===== RECORD EXCERPTS =====

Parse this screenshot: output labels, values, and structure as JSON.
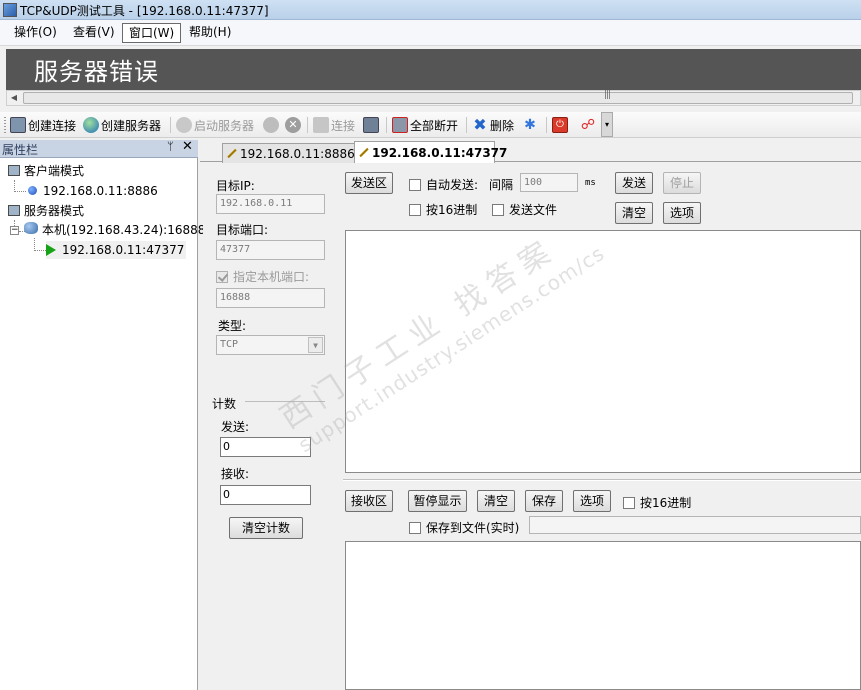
{
  "window": {
    "title": "TCP&UDP测试工具 - [192.168.0.11:47377]"
  },
  "menu": {
    "items": [
      {
        "label": "操作(O)"
      },
      {
        "label": "查看(V)"
      },
      {
        "label": "窗口(W)"
      },
      {
        "label": "帮助(H)"
      }
    ],
    "active_index": 2
  },
  "banner": {
    "title": "服务器错误"
  },
  "toolbar": {
    "create_connection": "创建连接",
    "create_server": "创建服务器",
    "start_server": "启动服务器",
    "connect": "连接",
    "disconnect_all": "全部断开",
    "delete": "删除"
  },
  "left_panel": {
    "title": "属性栏",
    "pin": "ᛘ",
    "close": "✕",
    "tree": {
      "client_mode": "客户端模式",
      "client_item": "192.168.0.11:8886",
      "server_mode": "服务器模式",
      "local_host": "本机(192.168.43.24):16888",
      "server_item": "192.168.0.11:47377"
    }
  },
  "tabs": [
    {
      "label": "192.168.0.11:8886"
    },
    {
      "label": "192.168.0.11:47377"
    }
  ],
  "settings": {
    "target_ip_label": "目标IP:",
    "target_ip": "192.168.0.11",
    "target_port_label": "目标端口:",
    "target_port": "47377",
    "local_port_label": "指定本机端口:",
    "local_port": "16888",
    "type_label": "类型:",
    "type_value": "TCP"
  },
  "counter": {
    "title": "计数",
    "send_label": "发送:",
    "send_value": "0",
    "recv_label": "接收:",
    "recv_value": "0",
    "clear_button": "清空计数"
  },
  "send": {
    "area_button": "发送区",
    "auto_send": "自动发送:",
    "interval_label": "间隔",
    "interval_value": "100",
    "interval_unit": "ms",
    "send_button": "发送",
    "stop_button": "停止",
    "hex_send": "按16进制",
    "send_file": "发送文件",
    "clear_button": "清空",
    "options_button": "选项"
  },
  "receive": {
    "area_button": "接收区",
    "pause_button": "暂停显示",
    "clear_button": "清空",
    "save_button": "保存",
    "options_button": "选项",
    "hex_recv": "按16进制",
    "save_to_file": "保存到文件(实时)"
  },
  "watermark": {
    "line1": "西门子工业 找答案",
    "line2": "support.industry.siemens.com/cs"
  },
  "colors": {
    "banner_bg": "#555555",
    "panel_header": "#c8d3e3",
    "tab_diamond": "#f2c300",
    "play_green": "#16a316"
  }
}
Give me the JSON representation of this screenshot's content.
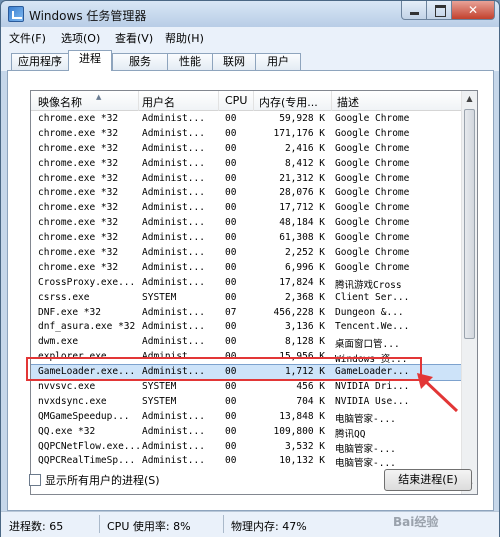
{
  "window": {
    "title": "Windows 任务管理器"
  },
  "menu": [
    {
      "label": "文件(F)"
    },
    {
      "label": "选项(O)"
    },
    {
      "label": "查看(V)"
    },
    {
      "label": "帮助(H)"
    }
  ],
  "tabs": [
    {
      "label": "应用程序"
    },
    {
      "label": "进程"
    },
    {
      "label": "服务"
    },
    {
      "label": "性能"
    },
    {
      "label": "联网"
    },
    {
      "label": "用户"
    }
  ],
  "columns": [
    {
      "label": "映像名称"
    },
    {
      "label": "用户名"
    },
    {
      "label": "CPU"
    },
    {
      "label": "内存(专用..."
    },
    {
      "label": "描述"
    }
  ],
  "processes": [
    {
      "name": "chrome.exe *32",
      "user": "Administ...",
      "cpu": "00",
      "mem": "59,928 K",
      "desc": "Google Chrome"
    },
    {
      "name": "chrome.exe *32",
      "user": "Administ...",
      "cpu": "00",
      "mem": "171,176 K",
      "desc": "Google Chrome"
    },
    {
      "name": "chrome.exe *32",
      "user": "Administ...",
      "cpu": "00",
      "mem": "2,416 K",
      "desc": "Google Chrome"
    },
    {
      "name": "chrome.exe *32",
      "user": "Administ...",
      "cpu": "00",
      "mem": "8,412 K",
      "desc": "Google Chrome"
    },
    {
      "name": "chrome.exe *32",
      "user": "Administ...",
      "cpu": "00",
      "mem": "21,312 K",
      "desc": "Google Chrome"
    },
    {
      "name": "chrome.exe *32",
      "user": "Administ...",
      "cpu": "00",
      "mem": "28,076 K",
      "desc": "Google Chrome"
    },
    {
      "name": "chrome.exe *32",
      "user": "Administ...",
      "cpu": "00",
      "mem": "17,712 K",
      "desc": "Google Chrome"
    },
    {
      "name": "chrome.exe *32",
      "user": "Administ...",
      "cpu": "00",
      "mem": "48,184 K",
      "desc": "Google Chrome"
    },
    {
      "name": "chrome.exe *32",
      "user": "Administ...",
      "cpu": "00",
      "mem": "61,308 K",
      "desc": "Google Chrome"
    },
    {
      "name": "chrome.exe *32",
      "user": "Administ...",
      "cpu": "00",
      "mem": "2,252 K",
      "desc": "Google Chrome"
    },
    {
      "name": "chrome.exe *32",
      "user": "Administ...",
      "cpu": "00",
      "mem": "6,996 K",
      "desc": "Google Chrome"
    },
    {
      "name": "CrossProxy.exe...",
      "user": "Administ...",
      "cpu": "00",
      "mem": "17,824 K",
      "desc": "腾讯游戏Cross"
    },
    {
      "name": "csrss.exe",
      "user": "SYSTEM",
      "cpu": "00",
      "mem": "2,368 K",
      "desc": "Client Ser..."
    },
    {
      "name": "DNF.exe *32",
      "user": "Administ...",
      "cpu": "07",
      "mem": "456,228 K",
      "desc": "Dungeon &..."
    },
    {
      "name": "dnf_asura.exe *32",
      "user": "Administ...",
      "cpu": "00",
      "mem": "3,136 K",
      "desc": "Tencent.We..."
    },
    {
      "name": "dwm.exe",
      "user": "Administ...",
      "cpu": "00",
      "mem": "8,128 K",
      "desc": "桌面窗口管..."
    },
    {
      "name": "explorer.exe",
      "user": "Administ...",
      "cpu": "00",
      "mem": "15,956 K",
      "desc": "Windows 资..."
    },
    {
      "name": "GameLoader.exe...",
      "user": "Administ...",
      "cpu": "00",
      "mem": "1,712 K",
      "desc": "GameLoader...",
      "selected": true
    },
    {
      "name": "nvvsvc.exe",
      "user": "SYSTEM",
      "cpu": "00",
      "mem": "456 K",
      "desc": "NVIDIA Dri..."
    },
    {
      "name": "nvxdsync.exe",
      "user": "SYSTEM",
      "cpu": "00",
      "mem": "704 K",
      "desc": "NVIDIA Use..."
    },
    {
      "name": "QMGameSpeedup...",
      "user": "Administ...",
      "cpu": "00",
      "mem": "13,848 K",
      "desc": "电脑管家-..."
    },
    {
      "name": "QQ.exe *32",
      "user": "Administ...",
      "cpu": "00",
      "mem": "109,800 K",
      "desc": "腾讯QQ"
    },
    {
      "name": "QQPCNetFlow.exe...",
      "user": "Administ...",
      "cpu": "00",
      "mem": "3,532 K",
      "desc": "电脑管家-..."
    },
    {
      "name": "QQPCRealTimeSp...",
      "user": "Administ...",
      "cpu": "00",
      "mem": "10,132 K",
      "desc": "电脑管家-..."
    }
  ],
  "show_all_label": "显示所有用户的进程(S)",
  "end_process_label": "结束进程(E)",
  "status": {
    "processes": "进程数: 65",
    "cpu": "CPU 使用率: 8%",
    "memory": "物理内存: 47%"
  },
  "watermark": "Bai经验"
}
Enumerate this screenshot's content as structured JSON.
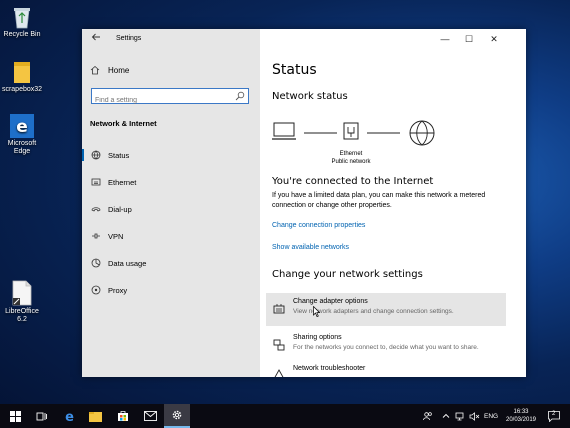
{
  "desktop": {
    "icons": [
      {
        "label": "Recycle Bin"
      },
      {
        "label": "scrapebox32"
      },
      {
        "label": "Microsoft Edge"
      },
      {
        "label": "LibreOffice 6.2"
      }
    ]
  },
  "window": {
    "title": "Settings",
    "controls": {
      "minimize": "—",
      "maximize": "☐",
      "close": "✕"
    }
  },
  "sidebar": {
    "home_label": "Home",
    "search_placeholder": "Find a setting",
    "section_label": "Network & Internet",
    "items": [
      {
        "label": "Status",
        "icon": "globe-icon",
        "active": true
      },
      {
        "label": "Ethernet",
        "icon": "ethernet-icon"
      },
      {
        "label": "Dial-up",
        "icon": "dialup-icon"
      },
      {
        "label": "VPN",
        "icon": "vpn-icon"
      },
      {
        "label": "Data usage",
        "icon": "data-usage-icon"
      },
      {
        "label": "Proxy",
        "icon": "proxy-icon"
      }
    ]
  },
  "main": {
    "title": "Status",
    "network_status_heading": "Network status",
    "diagram": {
      "adapter_name": "Ethernet",
      "network_type": "Public network"
    },
    "connected_heading": "You're connected to the Internet",
    "connected_text": "If you have a limited data plan, you can make this network a metered connection or change other properties.",
    "link_change_props": "Change connection properties",
    "link_show_networks": "Show available networks",
    "change_settings_heading": "Change your network settings",
    "options": [
      {
        "title": "Change adapter options",
        "desc": "View network adapters and change connection settings.",
        "icon": "adapter-icon"
      },
      {
        "title": "Sharing options",
        "desc": "For the networks you connect to, decide what you want to share.",
        "icon": "sharing-icon"
      },
      {
        "title": "Network troubleshooter",
        "desc": "",
        "icon": "troubleshooter-icon"
      }
    ]
  },
  "taskbar": {
    "language": "ENG",
    "time": "16:33",
    "date": "20/03/2019",
    "notification_count": "2"
  },
  "colors": {
    "accent": "#0063b1",
    "sidebar_bg": "#e6e6e6",
    "taskbar_bg": "#0a0a12"
  }
}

=====

**WHAT YOU SHOULD DO:** Check the data for the word "title" and pull out the lines that have it.

**OUTPUT OF THE EXERCISE:**
    "title": "TCP&UDP测试工具 - [192.168.0.11:47377]"
    "title": "服务器错误"
    "title": "属性栏",
    "title": "计数",
    "title": "Windows 任务管理器"
    "title": "Settings",
    "title": "Status",
        "title": "Change adapter options",
        "title": "Sharing options",
        "title": "Network troubleshooter",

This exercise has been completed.